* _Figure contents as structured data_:
__________

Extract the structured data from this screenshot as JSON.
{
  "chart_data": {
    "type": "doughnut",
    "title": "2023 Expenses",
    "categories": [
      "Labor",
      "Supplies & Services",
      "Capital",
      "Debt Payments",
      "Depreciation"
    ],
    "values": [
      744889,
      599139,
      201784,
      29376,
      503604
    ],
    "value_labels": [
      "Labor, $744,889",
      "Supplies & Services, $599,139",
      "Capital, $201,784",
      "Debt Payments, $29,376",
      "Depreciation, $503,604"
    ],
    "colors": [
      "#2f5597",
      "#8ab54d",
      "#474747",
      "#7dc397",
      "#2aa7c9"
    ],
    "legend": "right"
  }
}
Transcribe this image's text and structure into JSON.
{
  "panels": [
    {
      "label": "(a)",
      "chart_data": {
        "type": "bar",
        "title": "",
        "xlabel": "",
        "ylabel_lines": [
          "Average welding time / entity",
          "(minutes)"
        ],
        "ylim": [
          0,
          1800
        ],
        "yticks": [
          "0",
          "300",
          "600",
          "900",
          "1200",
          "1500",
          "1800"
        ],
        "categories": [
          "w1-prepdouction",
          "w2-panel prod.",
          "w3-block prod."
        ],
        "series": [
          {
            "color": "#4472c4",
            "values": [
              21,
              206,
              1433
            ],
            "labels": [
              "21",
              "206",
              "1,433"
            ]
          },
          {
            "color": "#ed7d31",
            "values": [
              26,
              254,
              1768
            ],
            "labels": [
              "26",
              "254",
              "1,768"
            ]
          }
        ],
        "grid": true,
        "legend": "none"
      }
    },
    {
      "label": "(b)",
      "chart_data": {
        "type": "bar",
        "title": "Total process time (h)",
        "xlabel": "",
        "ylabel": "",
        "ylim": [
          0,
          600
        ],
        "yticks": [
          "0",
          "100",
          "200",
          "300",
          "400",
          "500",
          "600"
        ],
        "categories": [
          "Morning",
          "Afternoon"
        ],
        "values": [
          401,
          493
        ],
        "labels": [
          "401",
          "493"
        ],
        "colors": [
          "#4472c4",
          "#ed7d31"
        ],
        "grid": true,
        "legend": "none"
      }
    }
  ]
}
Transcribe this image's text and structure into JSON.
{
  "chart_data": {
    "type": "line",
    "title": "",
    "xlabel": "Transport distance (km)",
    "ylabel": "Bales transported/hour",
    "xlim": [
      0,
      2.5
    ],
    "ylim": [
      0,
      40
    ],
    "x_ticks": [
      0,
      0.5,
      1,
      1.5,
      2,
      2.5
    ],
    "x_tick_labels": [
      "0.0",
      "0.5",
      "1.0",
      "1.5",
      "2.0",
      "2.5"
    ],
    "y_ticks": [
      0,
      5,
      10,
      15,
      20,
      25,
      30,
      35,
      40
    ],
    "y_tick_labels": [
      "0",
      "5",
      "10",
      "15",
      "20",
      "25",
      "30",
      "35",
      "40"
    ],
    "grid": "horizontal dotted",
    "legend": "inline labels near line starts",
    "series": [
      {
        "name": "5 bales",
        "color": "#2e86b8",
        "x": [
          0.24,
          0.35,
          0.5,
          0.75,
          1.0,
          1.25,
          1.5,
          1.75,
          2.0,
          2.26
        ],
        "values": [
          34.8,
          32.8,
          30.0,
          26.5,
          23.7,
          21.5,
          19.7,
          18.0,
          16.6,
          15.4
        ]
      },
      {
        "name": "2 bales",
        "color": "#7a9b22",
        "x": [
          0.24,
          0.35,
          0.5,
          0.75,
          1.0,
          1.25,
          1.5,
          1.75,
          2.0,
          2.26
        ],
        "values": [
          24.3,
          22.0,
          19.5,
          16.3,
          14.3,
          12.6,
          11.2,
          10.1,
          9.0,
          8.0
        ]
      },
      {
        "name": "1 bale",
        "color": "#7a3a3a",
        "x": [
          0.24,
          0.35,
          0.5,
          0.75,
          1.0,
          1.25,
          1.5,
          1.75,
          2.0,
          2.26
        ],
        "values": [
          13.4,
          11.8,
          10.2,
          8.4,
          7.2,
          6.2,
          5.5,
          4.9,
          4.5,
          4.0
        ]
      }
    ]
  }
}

__________

* _Required task_:
Copy out the full set of records precisely, leaving nothing out.

* _Result below_:
Extract the structured data from this screenshot as JSON.
{
  "chart_data": {
    "type": "doughnut",
    "title": "2023 Expenses",
    "categories": [
      "Labor",
      "Supplies & Services",
      "Capital",
      "Debt Payments",
      "Depreciation"
    ],
    "values": [
      744889,
      599139,
      201784,
      29376,
      503604
    ],
    "value_labels": [
      "Labor, $744,889",
      "Supplies & Services, $599,139",
      "Capital, $201,784",
      "Debt Payments, $29,376",
      "Depreciation, $503,604"
    ],
    "colors": [
      "#2f5597",
      "#8ab54d",
      "#474747",
      "#7dc397",
      "#2aa7c9"
    ],
    "legend": "right"
  }
}
Transcribe this image's text and structure into JSON.
{
  "panels": [
    {
      "label": "(a)",
      "chart_data": {
        "type": "bar",
        "title": "",
        "xlabel": "",
        "ylabel_lines": [
          "Average welding time / entity",
          "(minutes)"
        ],
        "ylim": [
          0,
          1800
        ],
        "yticks": [
          "0",
          "300",
          "600",
          "900",
          "1200",
          "1500",
          "1800"
        ],
        "categories": [
          "w1-prepdouction",
          "w2-panel prod.",
          "w3-block prod."
        ],
        "series": [
          {
            "color": "#4472c4",
            "values": [
              21,
              206,
              1433
            ],
            "labels": [
              "21",
              "206",
              "1,433"
            ]
          },
          {
            "color": "#ed7d31",
            "values": [
              26,
              254,
              1768
            ],
            "labels": [
              "26",
              "254",
              "1,768"
            ]
          }
        ],
        "grid": true,
        "legend": "none"
      }
    },
    {
      "label": "(b)",
      "chart_data": {
        "type": "bar",
        "title": "Total process time (h)",
        "xlabel": "",
        "ylabel": "",
        "ylim": [
          0,
          600
        ],
        "yticks": [
          "0",
          "100",
          "200",
          "300",
          "400",
          "500",
          "600"
        ],
        "categories": [
          "Morning",
          "Afternoon"
        ],
        "values": [
          401,
          493
        ],
        "labels": [
          "401",
          "493"
        ],
        "colors": [
          "#4472c4",
          "#ed7d31"
        ],
        "grid": true,
        "legend": "none"
      }
    }
  ]
}
Transcribe this image's text and structure into JSON.
{
  "chart_data": {
    "type": "line",
    "title": "",
    "xlabel": "Transport distance (km)",
    "ylabel": "Bales transported/hour",
    "xlim": [
      0,
      2.5
    ],
    "ylim": [
      0,
      40
    ],
    "x_ticks": [
      0,
      0.5,
      1,
      1.5,
      2,
      2.5
    ],
    "x_tick_labels": [
      "0.0",
      "0.5",
      "1.0",
      "1.5",
      "2.0",
      "2.5"
    ],
    "y_ticks": [
      0,
      5,
      10,
      15,
      20,
      25,
      30,
      35,
      40
    ],
    "y_tick_labels": [
      "0",
      "5",
      "10",
      "15",
      "20",
      "25",
      "30",
      "35",
      "40"
    ],
    "grid": "horizontal dotted",
    "legend": "inline labels near line starts",
    "series": [
      {
        "name": "5 bales",
        "color": "#2e86b8",
        "x": [
          0.24,
          0.35,
          0.5,
          0.75,
          1.0,
          1.25,
          1.5,
          1.75,
          2.0,
          2.26
        ],
        "values": [
          34.8,
          32.8,
          30.0,
          26.5,
          23.7,
          21.5,
          19.7,
          18.0,
          16.6,
          15.4
        ]
      },
      {
        "name": "2 bales",
        "color": "#7a9b22",
        "x": [
          0.24,
          0.35,
          0.5,
          0.75,
          1.0,
          1.25,
          1.5,
          1.75,
          2.0,
          2.26
        ],
        "values": [
          24.3,
          22.0,
          19.5,
          16.3,
          14.3,
          12.6,
          11.2,
          10.1,
          9.0,
          8.0
        ]
      },
      {
        "name": "1 bale",
        "color": "#7a3a3a",
        "x": [
          0.24,
          0.35,
          0.5,
          0.75,
          1.0,
          1.25,
          1.5,
          1.75,
          2.0,
          2.26
        ],
        "values": [
          13.4,
          11.8,
          10.2,
          8.4,
          7.2,
          6.2,
          5.5,
          4.9,
          4.5,
          4.0
        ]
      }
    ]
  }
}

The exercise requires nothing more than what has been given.